Excerpt provided:

+++++

The project plants a minimum of sixty fruit trees across roughly 15,000 square feet over three years, cultivating cold-hardy figs, cherries, peaches, and pawpaws alongside diversified annual and perennial row crops using permaculture design principles. By 2050, The Grove aims to produce nearly two tons of fresh fruit annually, feeding into a fully integrated local food system that includes a food hub, commercial kitchen, and e-commerce grocery store connecting Bronzeville residents directly to locally grown produce.

What distinguishes The Grove from conventional urban farms is its business model. Rather than depending on thin produce margins, two primary revenue streams drive sustainability: perennial fruit production and a curated programming slate hosted in a native-planted outdoor amphitheater seating under 100 people. Farm-to-table dinners, live performances, comedy, film screenings, and a garden spa concept featuring mobile saunas and cold plunges position The Grove as a genuine third space for neighborhood residents — a place to gather, decompress, and reconnect with each other and the natural world.

The project is sited along the future Bronzeville Trail corridor, making The Grove one of the trail’s anchor destinations — a place where the greenway’s ecological ambitions are fully realized, where visitors can step off the path into an orchard, hear music, learn about native species, and buy fresh produce.

+++++

Structured page parsing data:
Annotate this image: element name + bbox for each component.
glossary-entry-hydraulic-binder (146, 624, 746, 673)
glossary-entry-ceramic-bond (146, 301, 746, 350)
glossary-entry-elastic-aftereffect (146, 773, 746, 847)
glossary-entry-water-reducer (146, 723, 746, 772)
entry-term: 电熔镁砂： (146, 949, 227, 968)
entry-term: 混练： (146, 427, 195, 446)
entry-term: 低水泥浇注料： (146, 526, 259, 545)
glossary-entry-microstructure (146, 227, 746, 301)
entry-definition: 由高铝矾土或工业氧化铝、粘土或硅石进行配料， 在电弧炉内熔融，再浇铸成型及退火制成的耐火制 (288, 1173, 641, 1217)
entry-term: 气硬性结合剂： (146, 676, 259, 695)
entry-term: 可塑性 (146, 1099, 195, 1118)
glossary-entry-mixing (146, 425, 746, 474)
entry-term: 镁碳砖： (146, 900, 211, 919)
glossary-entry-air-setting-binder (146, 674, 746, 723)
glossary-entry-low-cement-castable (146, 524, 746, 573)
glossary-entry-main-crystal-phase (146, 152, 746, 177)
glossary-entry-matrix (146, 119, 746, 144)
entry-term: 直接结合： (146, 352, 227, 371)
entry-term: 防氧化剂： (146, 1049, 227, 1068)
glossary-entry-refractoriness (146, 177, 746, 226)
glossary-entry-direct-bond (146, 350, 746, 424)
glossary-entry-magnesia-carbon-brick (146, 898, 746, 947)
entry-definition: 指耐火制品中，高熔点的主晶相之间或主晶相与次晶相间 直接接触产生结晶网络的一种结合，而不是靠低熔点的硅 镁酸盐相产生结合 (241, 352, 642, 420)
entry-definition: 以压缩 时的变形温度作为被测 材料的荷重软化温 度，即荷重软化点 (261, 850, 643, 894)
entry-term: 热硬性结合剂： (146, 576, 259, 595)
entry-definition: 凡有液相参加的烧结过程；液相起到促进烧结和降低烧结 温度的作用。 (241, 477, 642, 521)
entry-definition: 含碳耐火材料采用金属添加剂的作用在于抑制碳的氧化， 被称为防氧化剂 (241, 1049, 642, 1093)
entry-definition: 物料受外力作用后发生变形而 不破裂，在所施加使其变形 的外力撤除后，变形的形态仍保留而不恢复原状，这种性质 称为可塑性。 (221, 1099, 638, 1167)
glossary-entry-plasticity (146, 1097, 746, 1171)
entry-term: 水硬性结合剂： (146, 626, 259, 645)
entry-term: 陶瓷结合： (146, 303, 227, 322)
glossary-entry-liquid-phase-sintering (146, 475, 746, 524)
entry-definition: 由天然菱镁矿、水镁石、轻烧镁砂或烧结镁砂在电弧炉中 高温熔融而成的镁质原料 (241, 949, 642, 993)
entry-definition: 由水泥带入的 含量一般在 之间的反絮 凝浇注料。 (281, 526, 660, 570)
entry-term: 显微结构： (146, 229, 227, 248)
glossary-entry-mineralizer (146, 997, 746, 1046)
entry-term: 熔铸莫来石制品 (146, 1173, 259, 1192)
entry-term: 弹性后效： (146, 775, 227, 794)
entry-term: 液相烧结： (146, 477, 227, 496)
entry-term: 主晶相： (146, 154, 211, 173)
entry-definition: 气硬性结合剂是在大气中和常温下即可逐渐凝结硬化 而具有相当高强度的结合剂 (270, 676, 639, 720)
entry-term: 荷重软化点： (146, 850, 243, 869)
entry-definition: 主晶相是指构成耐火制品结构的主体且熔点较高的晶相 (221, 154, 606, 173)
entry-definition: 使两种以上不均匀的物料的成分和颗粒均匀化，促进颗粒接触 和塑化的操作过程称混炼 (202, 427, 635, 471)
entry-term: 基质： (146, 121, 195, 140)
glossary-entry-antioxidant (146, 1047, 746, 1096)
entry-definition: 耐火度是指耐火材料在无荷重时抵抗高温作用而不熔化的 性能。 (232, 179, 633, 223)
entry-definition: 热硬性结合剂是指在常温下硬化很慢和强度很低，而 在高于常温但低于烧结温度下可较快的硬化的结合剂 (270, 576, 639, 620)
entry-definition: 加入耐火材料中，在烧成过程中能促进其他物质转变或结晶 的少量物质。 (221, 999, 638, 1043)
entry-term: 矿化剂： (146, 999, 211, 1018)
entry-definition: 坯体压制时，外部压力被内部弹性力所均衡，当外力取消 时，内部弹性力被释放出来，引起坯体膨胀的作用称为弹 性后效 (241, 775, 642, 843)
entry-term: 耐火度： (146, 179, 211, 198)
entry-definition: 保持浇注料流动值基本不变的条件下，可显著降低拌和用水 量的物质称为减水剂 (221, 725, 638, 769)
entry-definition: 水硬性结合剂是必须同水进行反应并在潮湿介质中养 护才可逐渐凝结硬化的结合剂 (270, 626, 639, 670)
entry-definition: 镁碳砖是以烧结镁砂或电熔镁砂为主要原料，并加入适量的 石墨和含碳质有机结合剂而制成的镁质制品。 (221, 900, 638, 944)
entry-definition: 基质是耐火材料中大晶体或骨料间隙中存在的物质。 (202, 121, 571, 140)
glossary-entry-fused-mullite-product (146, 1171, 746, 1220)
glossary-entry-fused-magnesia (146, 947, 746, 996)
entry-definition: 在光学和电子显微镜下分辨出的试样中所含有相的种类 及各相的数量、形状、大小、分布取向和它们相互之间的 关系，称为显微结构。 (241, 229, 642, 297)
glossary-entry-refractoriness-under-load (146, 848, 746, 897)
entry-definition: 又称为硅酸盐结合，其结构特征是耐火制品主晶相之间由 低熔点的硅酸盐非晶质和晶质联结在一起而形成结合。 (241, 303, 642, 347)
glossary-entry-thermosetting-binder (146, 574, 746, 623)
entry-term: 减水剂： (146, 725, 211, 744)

+++++

What is expected: Reproduce, word for word, the portion of the excerpt about The Grove that begins with "The project plants" and ends with "locally grown produce.".

Response to this exercise:
The project plants a minimum of sixty fruit trees across roughly 15,000 square feet over three years, cultivating cold-hardy figs, cherries, peaches, and pawpaws alongside diversified annual and perennial row crops using permaculture design principles. By 2050, The Grove aims to produce nearly two tons of fresh fruit annually, feeding into a fully integrated local food system that includes a food hub, commercial kitchen, and e-commerce grocery store connecting Bronzeville residents directly to locally grown produce.